** begin **

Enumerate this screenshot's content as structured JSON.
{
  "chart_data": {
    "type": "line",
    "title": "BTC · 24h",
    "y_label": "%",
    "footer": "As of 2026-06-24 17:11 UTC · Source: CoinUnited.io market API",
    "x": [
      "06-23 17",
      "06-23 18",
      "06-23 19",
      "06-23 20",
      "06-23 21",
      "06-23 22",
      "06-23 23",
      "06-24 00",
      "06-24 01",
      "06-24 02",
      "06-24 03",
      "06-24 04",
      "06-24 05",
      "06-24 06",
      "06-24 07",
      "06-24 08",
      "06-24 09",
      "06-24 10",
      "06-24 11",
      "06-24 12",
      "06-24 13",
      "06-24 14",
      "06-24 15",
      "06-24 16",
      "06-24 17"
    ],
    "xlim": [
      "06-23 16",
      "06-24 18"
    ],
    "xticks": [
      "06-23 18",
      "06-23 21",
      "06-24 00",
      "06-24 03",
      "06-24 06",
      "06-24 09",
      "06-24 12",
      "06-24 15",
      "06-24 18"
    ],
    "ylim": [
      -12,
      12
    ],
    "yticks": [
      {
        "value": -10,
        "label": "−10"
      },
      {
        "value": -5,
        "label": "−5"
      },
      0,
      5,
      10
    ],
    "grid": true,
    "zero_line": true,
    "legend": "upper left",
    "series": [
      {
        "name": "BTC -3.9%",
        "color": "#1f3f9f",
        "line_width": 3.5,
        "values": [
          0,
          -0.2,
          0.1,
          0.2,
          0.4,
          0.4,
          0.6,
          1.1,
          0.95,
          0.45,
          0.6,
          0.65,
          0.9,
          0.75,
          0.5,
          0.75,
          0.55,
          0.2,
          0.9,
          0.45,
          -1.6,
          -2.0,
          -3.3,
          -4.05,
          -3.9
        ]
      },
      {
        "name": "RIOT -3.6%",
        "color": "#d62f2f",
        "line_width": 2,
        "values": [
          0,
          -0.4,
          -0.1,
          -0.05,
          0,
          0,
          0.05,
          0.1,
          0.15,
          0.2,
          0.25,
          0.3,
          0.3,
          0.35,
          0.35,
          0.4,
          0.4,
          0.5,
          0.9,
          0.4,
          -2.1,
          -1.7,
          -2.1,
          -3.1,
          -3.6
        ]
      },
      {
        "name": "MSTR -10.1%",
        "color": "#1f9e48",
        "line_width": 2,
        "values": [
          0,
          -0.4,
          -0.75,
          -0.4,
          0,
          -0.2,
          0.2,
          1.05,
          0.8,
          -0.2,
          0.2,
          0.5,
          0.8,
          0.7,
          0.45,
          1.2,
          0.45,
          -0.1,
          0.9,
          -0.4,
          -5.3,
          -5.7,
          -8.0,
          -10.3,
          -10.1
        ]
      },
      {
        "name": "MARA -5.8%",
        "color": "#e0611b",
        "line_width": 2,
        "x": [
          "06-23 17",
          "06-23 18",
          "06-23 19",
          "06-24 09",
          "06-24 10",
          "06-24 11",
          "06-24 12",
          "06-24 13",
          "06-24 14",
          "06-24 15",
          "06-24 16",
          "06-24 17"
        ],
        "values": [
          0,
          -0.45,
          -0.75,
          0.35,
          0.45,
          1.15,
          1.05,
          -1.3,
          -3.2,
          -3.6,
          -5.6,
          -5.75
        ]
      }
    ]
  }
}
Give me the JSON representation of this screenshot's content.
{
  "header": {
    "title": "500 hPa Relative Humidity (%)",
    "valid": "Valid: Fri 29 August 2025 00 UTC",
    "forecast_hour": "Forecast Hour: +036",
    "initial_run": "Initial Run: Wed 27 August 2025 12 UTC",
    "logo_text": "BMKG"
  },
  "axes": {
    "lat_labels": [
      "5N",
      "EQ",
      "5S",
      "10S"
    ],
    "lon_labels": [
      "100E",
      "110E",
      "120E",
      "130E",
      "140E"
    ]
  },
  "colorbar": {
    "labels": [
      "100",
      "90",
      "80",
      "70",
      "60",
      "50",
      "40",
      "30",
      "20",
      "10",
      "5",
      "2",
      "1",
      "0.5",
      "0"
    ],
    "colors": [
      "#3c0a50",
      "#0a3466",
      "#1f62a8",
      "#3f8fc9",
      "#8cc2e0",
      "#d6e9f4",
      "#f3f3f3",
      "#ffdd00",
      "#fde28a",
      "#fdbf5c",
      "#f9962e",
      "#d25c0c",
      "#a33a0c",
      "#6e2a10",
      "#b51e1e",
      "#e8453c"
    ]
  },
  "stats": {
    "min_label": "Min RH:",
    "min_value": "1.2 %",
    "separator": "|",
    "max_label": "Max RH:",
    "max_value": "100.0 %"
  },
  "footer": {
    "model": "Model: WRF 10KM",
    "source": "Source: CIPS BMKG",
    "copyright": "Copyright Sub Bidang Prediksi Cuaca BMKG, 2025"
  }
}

** end **

- Problem statement -
Scan the records above for the string "BMKG", then report every line that contains it.

- Task result -
    "logo_text": "BMKG"
    "source": "Source: CIPS BMKG",
    "copyright": "Copyright Sub Bidang Prediksi Cuaca BMKG, 2025"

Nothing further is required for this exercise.